> **Exercise**
Where in the listing does the word "Diabetes" appear? Report each line that holds it.
%%
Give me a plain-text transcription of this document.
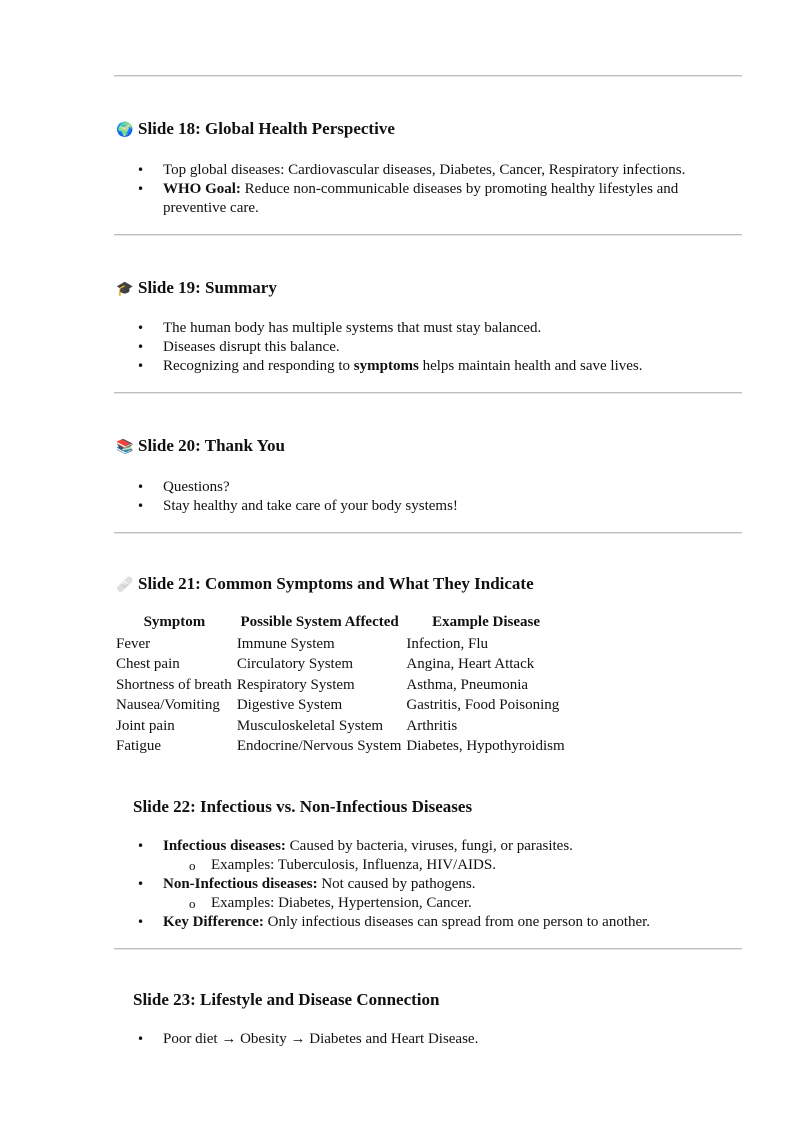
🌍 Slide 18: Global Health Perspective
• Top global diseases: Cardiovascular diseases, Diabetes, Cancer, Respiratory infections.
• WHO Goal: Reduce non-communicable diseases by promoting healthy lifestyles and preventive care.
🎓 Slide 19: Summary
• The human body has multiple systems that must stay balanced.
• Diseases disrupt this balance.
• Recognizing and responding to symptoms helps maintain health and save lives.
📚 Slide 20: Thank You
• Questions?
• Stay healthy and take care of your body systems!
🩹 Slide 21: Common Symptoms and What They Indicate
Symptom	Possible System Affected	Example Disease
Fever	Immune System	Infection, Flu
Chest pain	Circulatory System	Angina, Heart Attack
Shortness of breath	Respiratory System	Asthma, Pneumonia
Nausea/Vomiting	Digestive System	Gastritis, Food Poisoning
Joint pain	Musculoskeletal System	Arthritis
Fatigue	Endocrine/Nervous System	Diabetes, Hypothyroidism
Slide 22: Infectious vs. Non-Infectious Diseases
• Infectious diseases: Caused by bacteria, viruses, fungi, or parasites.
o Examples: Tuberculosis, Influenza, HIV/AIDS.
• Non-Infectious diseases: Not caused by pathogens.
o Examples: Diabetes, Hypertension, Cancer.
• Key Difference: Only infectious diseases can spread from one person to another.
Slide 23: Lifestyle and Disease Connection
• Poor diet → Obesity → Diabetes and Heart Disease.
%%
> **Solution for this problem**
• Top global diseases: Cardiovascular diseases, Diabetes, Cancer, Respiratory infections.
Fatigue	Endocrine/Nervous System	Diabetes, Hypothyroidism
o Examples: Diabetes, Hypertension, Cancer.
• Poor diet → Obesity → Diabetes and Heart Disease.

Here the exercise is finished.